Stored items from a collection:
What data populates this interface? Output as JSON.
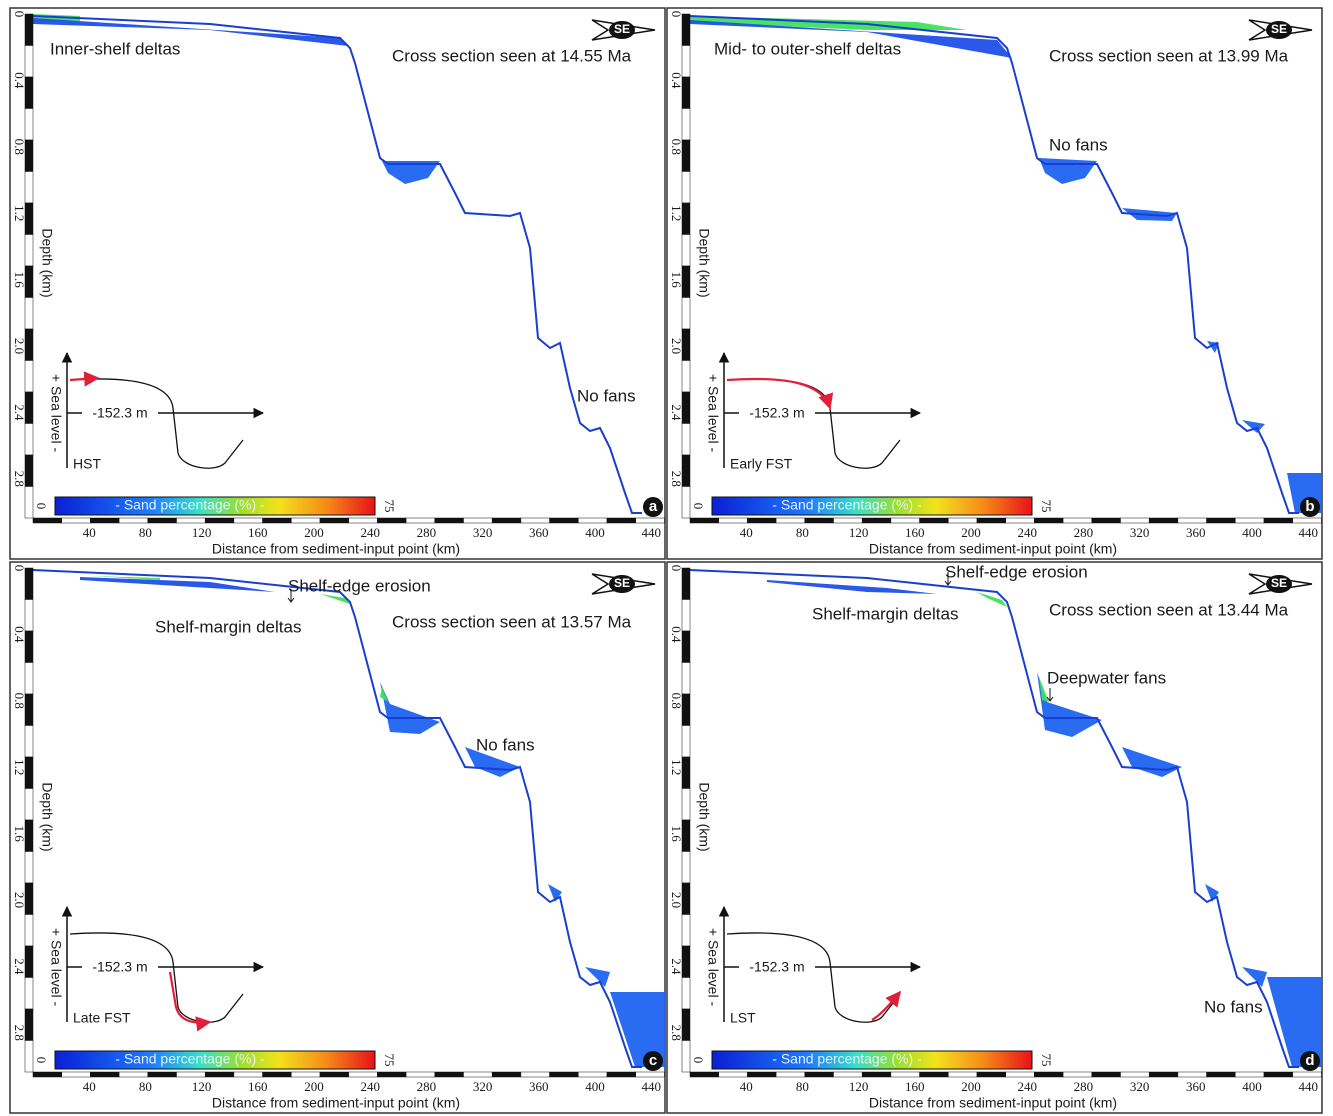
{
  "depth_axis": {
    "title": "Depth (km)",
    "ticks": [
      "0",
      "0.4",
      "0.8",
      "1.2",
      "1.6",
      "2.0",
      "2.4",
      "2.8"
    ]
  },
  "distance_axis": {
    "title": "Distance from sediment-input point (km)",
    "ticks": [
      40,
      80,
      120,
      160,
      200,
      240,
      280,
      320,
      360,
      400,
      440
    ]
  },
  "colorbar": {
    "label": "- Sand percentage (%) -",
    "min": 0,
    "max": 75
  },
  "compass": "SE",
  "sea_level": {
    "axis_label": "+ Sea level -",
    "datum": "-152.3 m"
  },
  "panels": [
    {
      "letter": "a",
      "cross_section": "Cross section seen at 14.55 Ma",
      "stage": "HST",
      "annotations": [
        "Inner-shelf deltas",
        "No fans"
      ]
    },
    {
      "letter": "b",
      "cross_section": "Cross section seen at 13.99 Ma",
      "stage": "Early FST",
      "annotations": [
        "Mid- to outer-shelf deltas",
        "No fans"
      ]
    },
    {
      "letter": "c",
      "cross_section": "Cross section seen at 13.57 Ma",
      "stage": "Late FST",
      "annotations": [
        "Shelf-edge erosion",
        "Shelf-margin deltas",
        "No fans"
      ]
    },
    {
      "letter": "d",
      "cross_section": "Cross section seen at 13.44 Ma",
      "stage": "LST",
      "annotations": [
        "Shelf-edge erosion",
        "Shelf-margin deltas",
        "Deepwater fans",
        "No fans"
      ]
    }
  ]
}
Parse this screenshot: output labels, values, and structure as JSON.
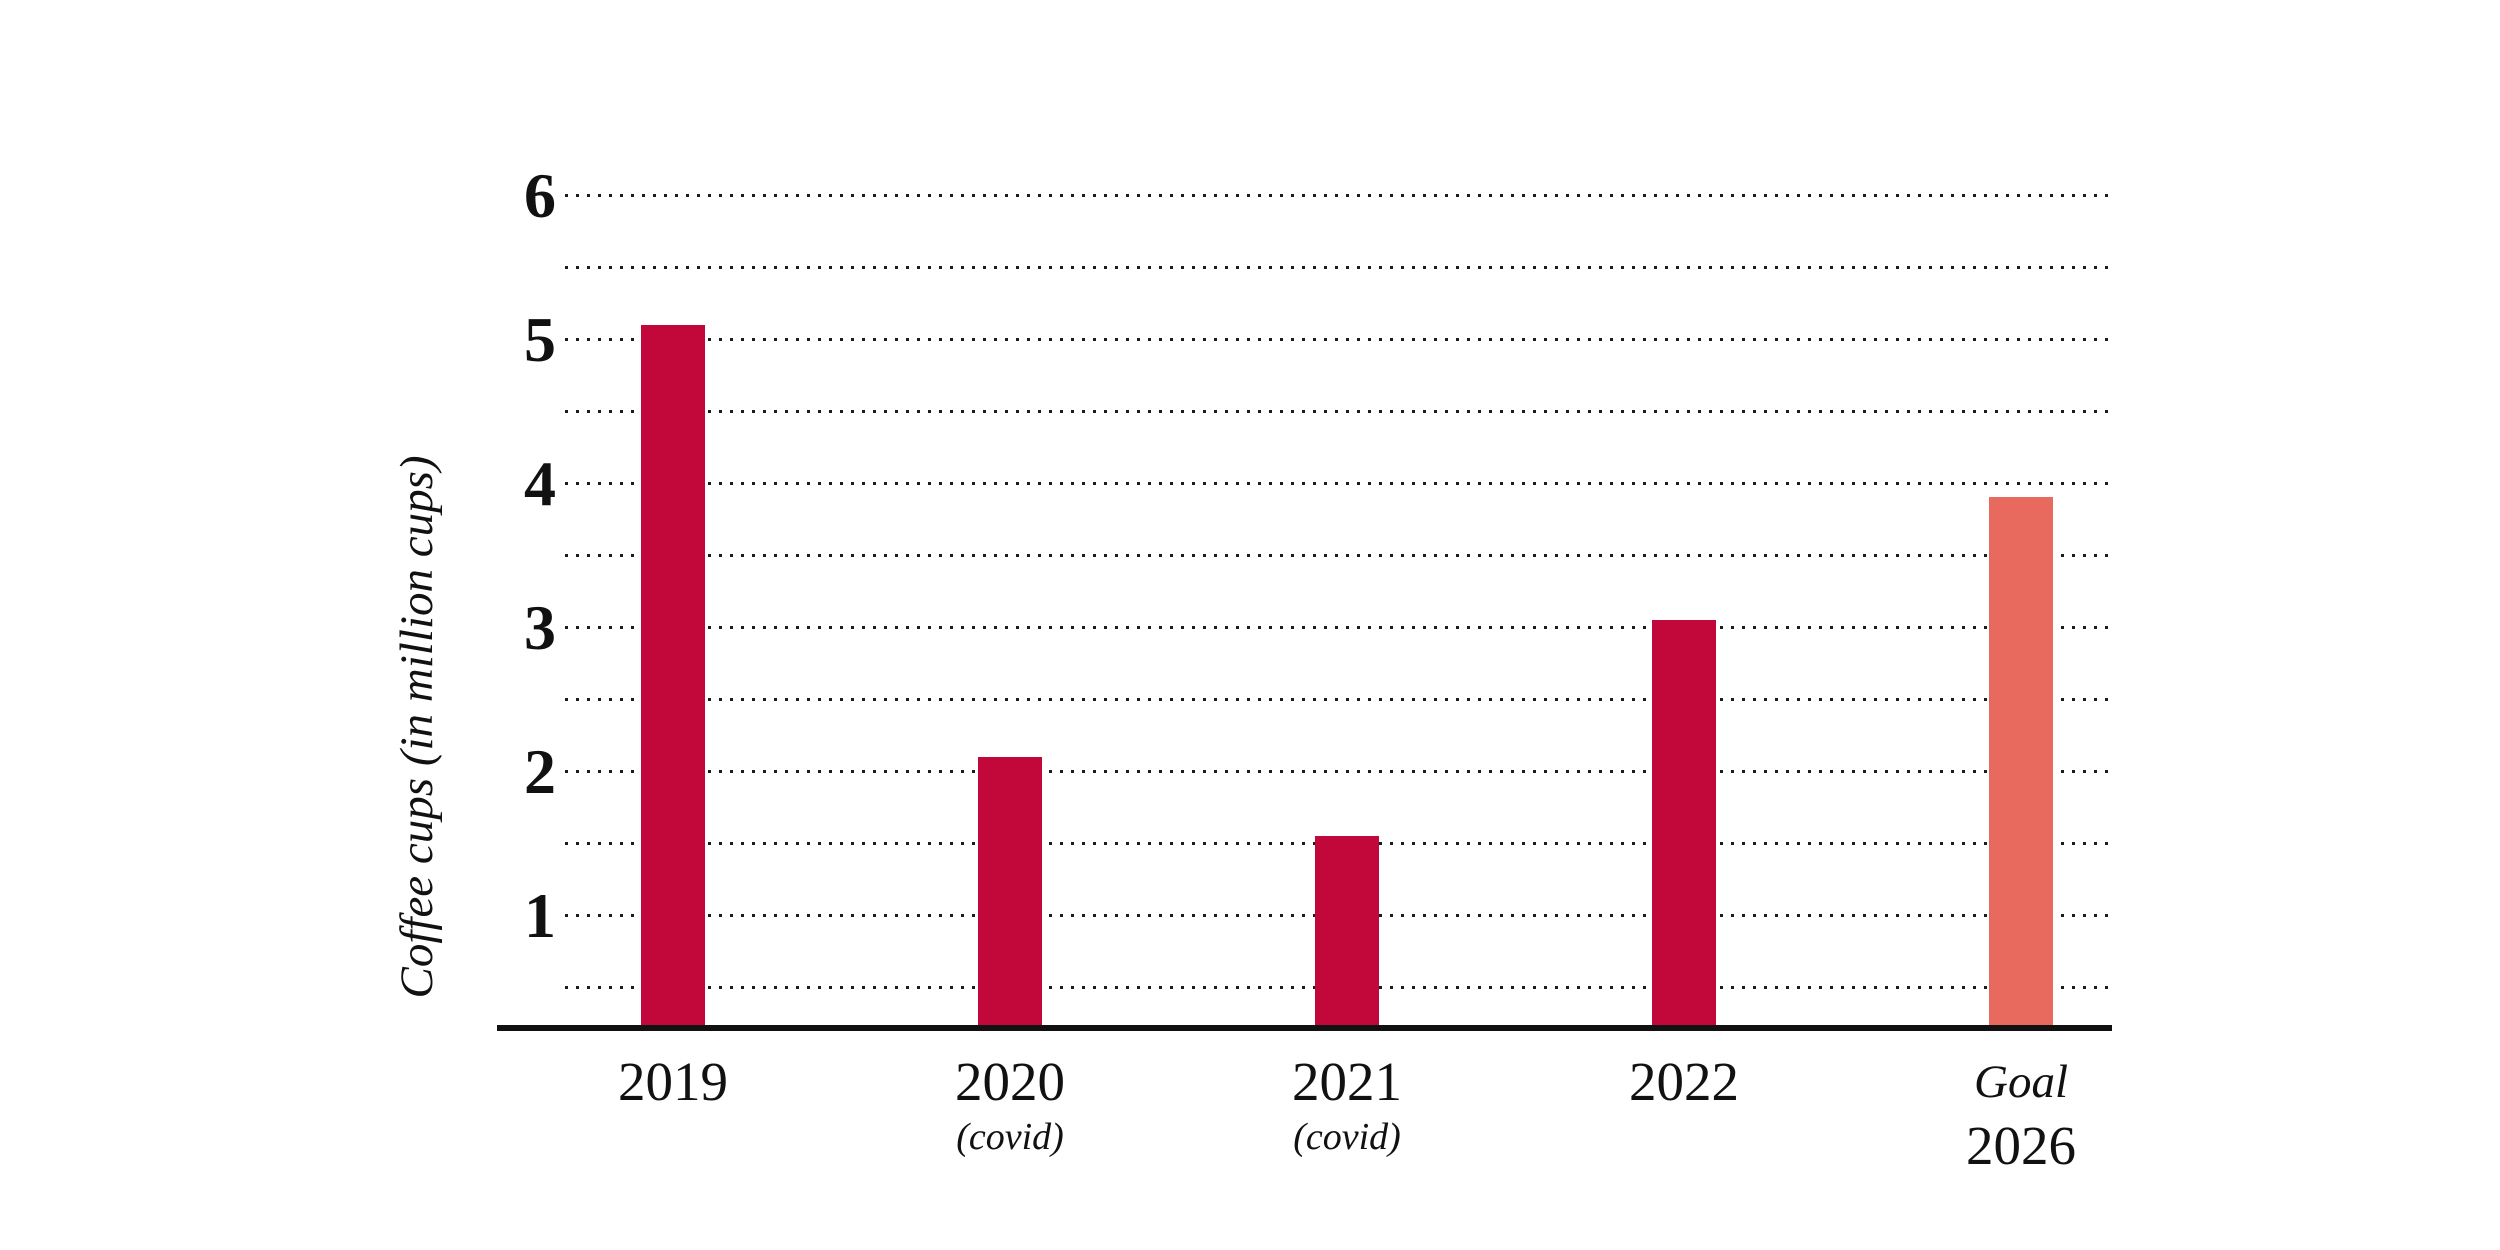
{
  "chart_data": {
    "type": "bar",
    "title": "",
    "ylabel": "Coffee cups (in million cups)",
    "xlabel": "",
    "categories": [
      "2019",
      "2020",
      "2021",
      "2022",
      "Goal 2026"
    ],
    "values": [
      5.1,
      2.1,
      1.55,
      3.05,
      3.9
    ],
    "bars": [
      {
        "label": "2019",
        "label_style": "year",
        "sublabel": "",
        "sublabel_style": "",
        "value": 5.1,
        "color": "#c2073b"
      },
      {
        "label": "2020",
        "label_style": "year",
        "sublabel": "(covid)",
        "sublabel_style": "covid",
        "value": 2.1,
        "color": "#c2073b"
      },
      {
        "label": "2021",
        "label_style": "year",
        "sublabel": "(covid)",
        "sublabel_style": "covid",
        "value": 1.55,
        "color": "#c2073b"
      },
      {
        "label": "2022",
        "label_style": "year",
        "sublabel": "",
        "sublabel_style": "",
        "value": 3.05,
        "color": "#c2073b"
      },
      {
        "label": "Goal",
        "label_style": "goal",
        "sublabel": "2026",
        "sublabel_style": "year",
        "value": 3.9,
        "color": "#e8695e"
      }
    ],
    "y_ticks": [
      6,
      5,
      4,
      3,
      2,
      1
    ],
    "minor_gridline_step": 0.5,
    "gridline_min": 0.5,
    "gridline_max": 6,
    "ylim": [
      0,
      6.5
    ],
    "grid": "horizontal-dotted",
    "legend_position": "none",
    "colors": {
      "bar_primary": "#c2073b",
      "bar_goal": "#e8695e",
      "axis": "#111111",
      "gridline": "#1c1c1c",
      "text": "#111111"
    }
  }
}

--

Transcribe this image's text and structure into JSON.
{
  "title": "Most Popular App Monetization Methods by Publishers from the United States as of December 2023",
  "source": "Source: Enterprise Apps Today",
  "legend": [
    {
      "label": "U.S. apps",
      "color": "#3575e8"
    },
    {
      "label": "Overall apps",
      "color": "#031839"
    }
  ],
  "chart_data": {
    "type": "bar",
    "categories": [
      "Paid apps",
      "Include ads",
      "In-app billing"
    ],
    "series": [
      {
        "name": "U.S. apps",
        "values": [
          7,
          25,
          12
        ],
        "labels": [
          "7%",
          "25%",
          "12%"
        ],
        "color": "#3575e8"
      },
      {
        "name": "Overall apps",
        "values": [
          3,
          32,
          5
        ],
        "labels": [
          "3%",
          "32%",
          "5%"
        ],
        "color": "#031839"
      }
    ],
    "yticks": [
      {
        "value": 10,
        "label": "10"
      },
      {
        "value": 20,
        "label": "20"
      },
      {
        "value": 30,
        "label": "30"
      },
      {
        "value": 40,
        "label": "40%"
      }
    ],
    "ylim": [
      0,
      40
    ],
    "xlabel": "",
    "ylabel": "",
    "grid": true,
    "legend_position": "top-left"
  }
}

* * *

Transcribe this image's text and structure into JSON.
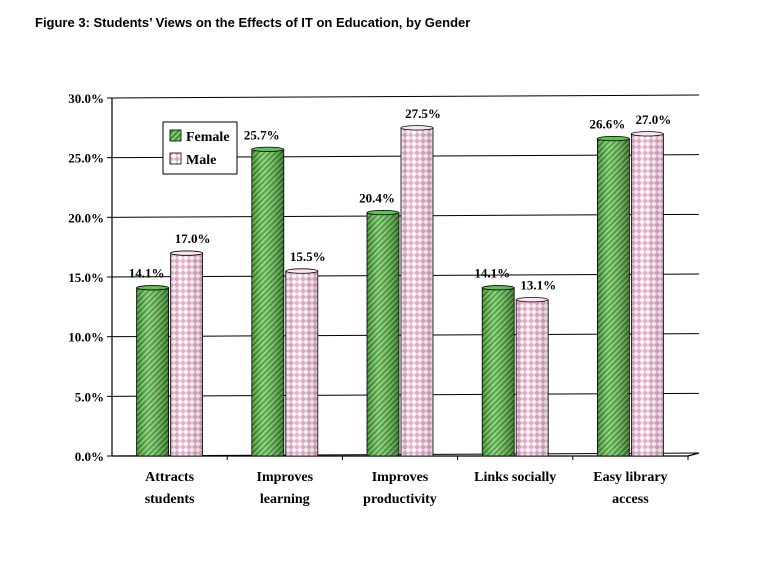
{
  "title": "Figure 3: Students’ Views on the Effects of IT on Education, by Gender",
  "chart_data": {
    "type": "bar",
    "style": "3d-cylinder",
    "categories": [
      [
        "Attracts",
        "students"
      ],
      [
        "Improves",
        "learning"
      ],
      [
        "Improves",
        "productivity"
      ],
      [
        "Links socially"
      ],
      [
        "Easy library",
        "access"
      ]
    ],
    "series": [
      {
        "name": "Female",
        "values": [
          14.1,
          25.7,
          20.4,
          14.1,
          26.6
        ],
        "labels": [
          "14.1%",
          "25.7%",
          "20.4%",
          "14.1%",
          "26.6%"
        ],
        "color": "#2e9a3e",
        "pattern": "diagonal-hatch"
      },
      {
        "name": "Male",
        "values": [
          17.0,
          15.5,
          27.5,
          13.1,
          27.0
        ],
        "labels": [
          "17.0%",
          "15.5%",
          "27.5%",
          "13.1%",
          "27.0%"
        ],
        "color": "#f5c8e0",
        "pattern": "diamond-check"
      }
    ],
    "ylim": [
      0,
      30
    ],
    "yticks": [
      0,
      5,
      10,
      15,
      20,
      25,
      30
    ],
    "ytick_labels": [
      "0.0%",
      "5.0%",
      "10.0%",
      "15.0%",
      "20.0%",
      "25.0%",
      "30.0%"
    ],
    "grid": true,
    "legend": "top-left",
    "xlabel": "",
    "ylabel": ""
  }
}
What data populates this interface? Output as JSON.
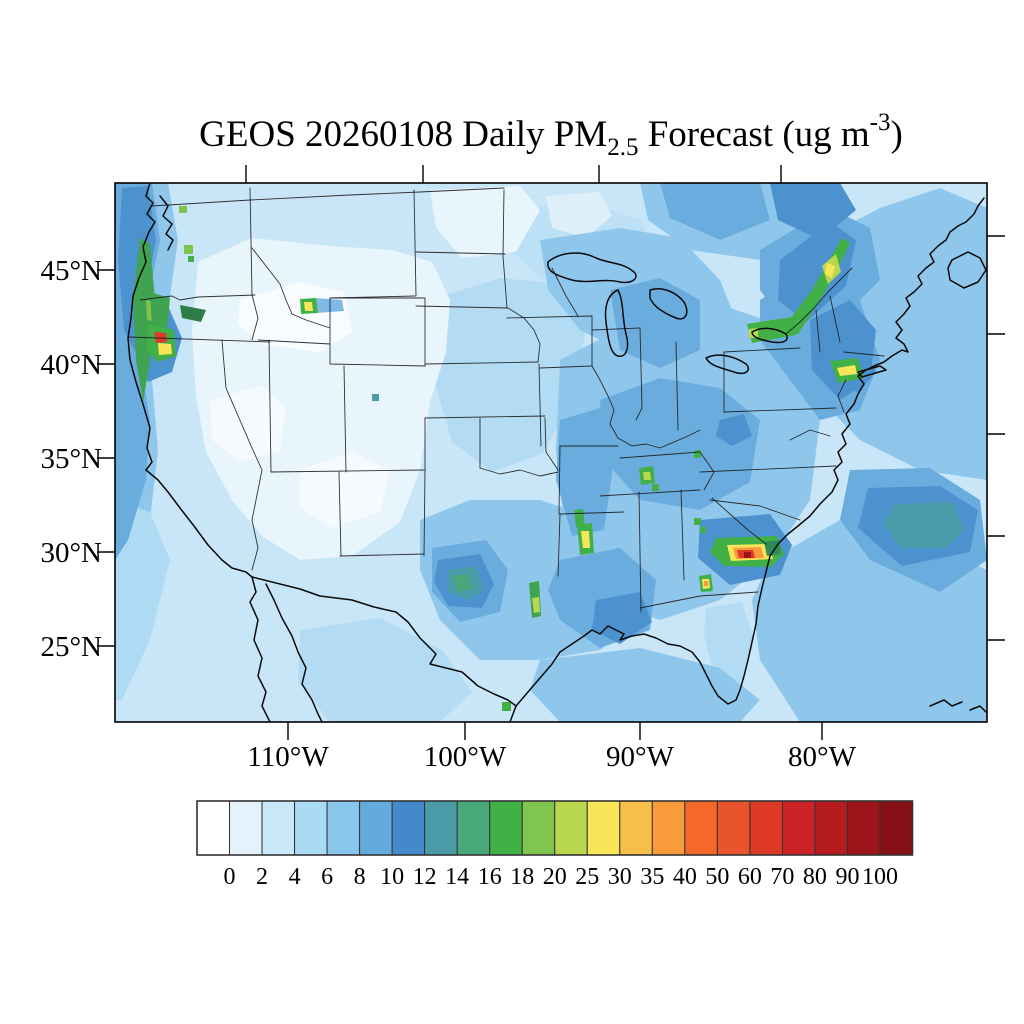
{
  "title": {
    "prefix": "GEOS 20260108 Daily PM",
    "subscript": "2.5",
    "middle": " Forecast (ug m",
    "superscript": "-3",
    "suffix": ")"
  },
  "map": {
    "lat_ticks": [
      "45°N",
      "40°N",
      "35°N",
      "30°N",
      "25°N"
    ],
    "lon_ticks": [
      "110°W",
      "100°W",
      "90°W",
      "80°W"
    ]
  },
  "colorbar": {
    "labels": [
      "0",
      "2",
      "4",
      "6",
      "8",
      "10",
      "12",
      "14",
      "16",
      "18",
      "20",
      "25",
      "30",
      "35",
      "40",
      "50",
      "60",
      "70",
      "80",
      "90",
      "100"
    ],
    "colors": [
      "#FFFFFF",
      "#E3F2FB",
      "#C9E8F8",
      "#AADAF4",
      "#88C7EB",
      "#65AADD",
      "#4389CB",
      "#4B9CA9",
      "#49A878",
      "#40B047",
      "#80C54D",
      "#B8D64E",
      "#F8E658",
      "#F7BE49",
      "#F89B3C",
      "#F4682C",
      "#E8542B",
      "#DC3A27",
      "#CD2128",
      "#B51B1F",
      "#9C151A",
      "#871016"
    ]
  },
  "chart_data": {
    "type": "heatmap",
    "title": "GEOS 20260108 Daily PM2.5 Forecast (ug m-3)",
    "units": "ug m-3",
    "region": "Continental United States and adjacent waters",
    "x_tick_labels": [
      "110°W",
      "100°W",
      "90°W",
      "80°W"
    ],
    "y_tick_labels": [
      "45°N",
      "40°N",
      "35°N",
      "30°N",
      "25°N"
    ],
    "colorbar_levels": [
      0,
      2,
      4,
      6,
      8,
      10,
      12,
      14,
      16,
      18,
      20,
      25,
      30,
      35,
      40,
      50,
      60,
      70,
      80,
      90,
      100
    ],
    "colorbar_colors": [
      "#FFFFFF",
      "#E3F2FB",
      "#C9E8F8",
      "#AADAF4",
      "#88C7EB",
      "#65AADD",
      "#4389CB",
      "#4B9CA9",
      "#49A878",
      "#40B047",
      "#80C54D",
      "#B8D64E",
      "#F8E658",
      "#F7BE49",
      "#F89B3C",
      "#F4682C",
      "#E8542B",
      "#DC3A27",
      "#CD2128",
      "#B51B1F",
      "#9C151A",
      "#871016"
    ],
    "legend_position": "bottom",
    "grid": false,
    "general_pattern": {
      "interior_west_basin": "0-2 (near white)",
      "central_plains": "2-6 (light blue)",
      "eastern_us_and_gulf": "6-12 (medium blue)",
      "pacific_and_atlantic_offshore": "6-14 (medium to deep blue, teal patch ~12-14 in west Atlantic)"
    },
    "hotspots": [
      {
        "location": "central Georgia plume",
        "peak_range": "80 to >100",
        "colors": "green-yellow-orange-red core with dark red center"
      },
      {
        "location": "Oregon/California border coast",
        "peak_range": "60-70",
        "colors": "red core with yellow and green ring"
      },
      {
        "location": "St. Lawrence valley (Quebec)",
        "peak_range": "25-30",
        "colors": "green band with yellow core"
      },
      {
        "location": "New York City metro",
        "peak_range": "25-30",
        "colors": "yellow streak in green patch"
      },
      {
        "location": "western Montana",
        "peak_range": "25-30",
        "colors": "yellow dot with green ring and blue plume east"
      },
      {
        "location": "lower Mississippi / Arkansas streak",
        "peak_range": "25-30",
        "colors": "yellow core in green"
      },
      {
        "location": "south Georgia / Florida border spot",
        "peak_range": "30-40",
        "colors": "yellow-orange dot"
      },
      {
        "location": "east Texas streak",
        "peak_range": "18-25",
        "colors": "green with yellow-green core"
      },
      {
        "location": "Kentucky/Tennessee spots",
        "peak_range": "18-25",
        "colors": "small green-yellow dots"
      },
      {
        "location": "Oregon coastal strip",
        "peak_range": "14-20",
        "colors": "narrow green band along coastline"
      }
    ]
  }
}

### AIM OF THE EXERCISE
Give only the number of lines in the data that include the string "title".

### SOLUTION FOR THIS EXERCISE
7